§ **Page text**
-- BEGIN --
Think College Football Teams Punished For Late Losses? Not So Fast, My Friend

A new study of 25 years of data from a major college football poll challenges three strongly held beliefs of many coaches and fans.

Contrary to conventional wisdom, the research found that teams are not punished by pollsters for losing late in the season; that there's no benefit to playing and beating strong opponents; and that the margin of victory doesn't matter in poll results.

“In the end, what the study really says is that voters in college football polls take into account winning and losing – and that is about all,” said Trevon Logan, author of the study and assistant professor of economics at Ohio State University.

“A lot of the things that coaches and fans believe turn out not to be true.”

Logan's paper is available at the website of the National Bureau of Economic Research (www.nber.org/papers/w13596 ).

The study is unique in the size and scope of its data set, Logan said. With the help of about 10 undergraduate students, Logan assembled the weekly Associated Press poll results for 25 of college football's most prominent programs for the 25 seasons from 1980 to 2004. In all, the data set contains information on more than 6,000 games. Logan examined the number of points teams received from the AP voters each week. Teams are then ranked by the number of points they received.

Logan's data set contains the date of the game, location, final score, opponent, opponent's record at the time of the game and at the end of the season, and the team's and opponent's ranking before and after the game in the AP poll.

One of the more controversial findings has been that teams are not punished for losing late in the season, Logan said. In one sense, losing early does help, he said. Teams that are beat at the beginning of the season have more time to make up lost ground as teams higher in the rankings lose.

But Logan said his findings show that pollsters do not punish a team that loses a late-season game by moving it further down in the rankings compared to a team that loses early. In fact, the exact opposite is true.

Logan defined late-season losses as those that occurred in the tenth poll week of the season or later, which usually comes in the last week of October or the first week of November. He found that the cushion provided by losing late in the season is around 20 percent of the value of losing. The results suggest that more than three-fourths of AP poll voters rank a team one place higher in their rankings after a late season loss than they do for an early season loss.
-- END --
§ **Exercise data**
-- BEGIN --
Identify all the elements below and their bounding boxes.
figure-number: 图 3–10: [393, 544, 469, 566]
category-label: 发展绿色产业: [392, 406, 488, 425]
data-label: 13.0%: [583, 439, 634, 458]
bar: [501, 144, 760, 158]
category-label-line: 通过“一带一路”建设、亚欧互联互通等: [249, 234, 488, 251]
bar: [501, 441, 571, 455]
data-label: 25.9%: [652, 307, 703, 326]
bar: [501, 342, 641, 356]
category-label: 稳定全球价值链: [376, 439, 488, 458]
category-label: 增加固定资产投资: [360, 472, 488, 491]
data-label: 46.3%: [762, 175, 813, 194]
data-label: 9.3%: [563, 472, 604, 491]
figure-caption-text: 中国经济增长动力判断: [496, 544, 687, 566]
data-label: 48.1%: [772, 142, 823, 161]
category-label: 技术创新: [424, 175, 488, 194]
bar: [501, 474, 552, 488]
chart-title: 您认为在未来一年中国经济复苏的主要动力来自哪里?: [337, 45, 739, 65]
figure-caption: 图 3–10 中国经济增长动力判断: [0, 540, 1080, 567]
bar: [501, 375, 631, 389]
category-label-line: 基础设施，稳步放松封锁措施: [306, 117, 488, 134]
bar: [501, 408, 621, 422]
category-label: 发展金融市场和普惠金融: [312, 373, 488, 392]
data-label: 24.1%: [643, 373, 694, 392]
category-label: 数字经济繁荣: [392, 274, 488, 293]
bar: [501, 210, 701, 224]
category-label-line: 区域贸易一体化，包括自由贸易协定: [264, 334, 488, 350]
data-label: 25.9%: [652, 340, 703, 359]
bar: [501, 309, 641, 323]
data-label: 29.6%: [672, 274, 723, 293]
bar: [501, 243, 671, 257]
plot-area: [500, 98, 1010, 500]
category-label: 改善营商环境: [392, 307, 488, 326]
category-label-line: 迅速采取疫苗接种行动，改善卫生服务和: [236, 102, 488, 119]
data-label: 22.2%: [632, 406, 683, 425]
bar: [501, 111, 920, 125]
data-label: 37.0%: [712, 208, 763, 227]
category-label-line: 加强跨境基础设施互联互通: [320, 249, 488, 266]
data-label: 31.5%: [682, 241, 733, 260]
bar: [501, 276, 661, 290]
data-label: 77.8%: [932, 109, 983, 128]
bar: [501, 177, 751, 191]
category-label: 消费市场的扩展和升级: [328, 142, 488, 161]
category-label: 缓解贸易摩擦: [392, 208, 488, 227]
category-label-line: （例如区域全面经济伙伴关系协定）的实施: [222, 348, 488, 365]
-- END --
§ **Stated task A**
Quote the passage of the college football poll study starting with "Think College Football" and going on through "Research (www.nber.org/papers/w13596 ).".
§ **Stated task B**
Print the records starting with their first line and going on through the line with "category-label-line: 加强跨境基础设施互联互通: [320, 249, 488, 266]", both included.

§ **Written answer A**
Think College Football Teams Punished For Late Losses? Not So Fast, My Friend

A new study of 25 years of data from a major college football poll challenges three strongly held beliefs of many coaches and fans.

Contrary to conventional wisdom, the research found that teams are not punished by pollsters for losing late in the season; that there's no benefit to playing and beating strong opponents; and that the margin of victory doesn't matter in poll results.

“In the end, what the study really says is that voters in college football polls take into account winning and losing – and that is about all,” said Trevon Logan, author of the study and assistant professor of economics at Ohio State University.

“A lot of the things that coaches and fans believe turn out not to be true.”

Logan's paper is available at the website of the National Bureau of Economic Research (www.nber.org/papers/w13596 ).

§ **Written answer B**
Identify all the elements below and their bounding boxes.
figure-number: 图 3–10: [393, 544, 469, 566]
category-label: 发展绿色产业: [392, 406, 488, 425]
data-label: 13.0%: [583, 439, 634, 458]
bar: [501, 144, 760, 158]
category-label-line: 通过“一带一路”建设、亚欧互联互通等: [249, 234, 488, 251]
bar: [501, 441, 571, 455]
data-label: 25.9%: [652, 307, 703, 326]
bar: [501, 342, 641, 356]
category-label: 稳定全球价值链: [376, 439, 488, 458]
category-label: 增加固定资产投资: [360, 472, 488, 491]
data-label: 46.3%: [762, 175, 813, 194]
data-label: 9.3%: [563, 472, 604, 491]
figure-caption-text: 中国经济增长动力判断: [496, 544, 687, 566]
data-label: 48.1%: [772, 142, 823, 161]
category-label: 技术创新: [424, 175, 488, 194]
bar: [501, 474, 552, 488]
chart-title: 您认为在未来一年中国经济复苏的主要动力来自哪里?: [337, 45, 739, 65]
figure-caption: 图 3–10 中国经济增长动力判断: [0, 540, 1080, 567]
bar: [501, 375, 631, 389]
category-label-line: 基础设施，稳步放松封锁措施: [306, 117, 488, 134]
bar: [501, 408, 621, 422]
category-label: 发展金融市场和普惠金融: [312, 373, 488, 392]
data-label: 24.1%: [643, 373, 694, 392]
category-label: 数字经济繁荣: [392, 274, 488, 293]
bar: [501, 210, 701, 224]
category-label-line: 区域贸易一体化，包括自由贸易协定: [264, 334, 488, 350]
data-label: 25.9%: [652, 340, 703, 359]
bar: [501, 309, 641, 323]
data-label: 29.6%: [672, 274, 723, 293]
bar: [501, 243, 671, 257]
plot-area: [500, 98, 1010, 500]
category-label: 改善营商环境: [392, 307, 488, 326]
category-label-line: 迅速采取疫苗接种行动，改善卫生服务和: [236, 102, 488, 119]
data-label: 22.2%: [632, 406, 683, 425]
bar: [501, 111, 920, 125]
data-label: 37.0%: [712, 208, 763, 227]
category-label-line: 加强跨境基础设施互联互通: [320, 249, 488, 266]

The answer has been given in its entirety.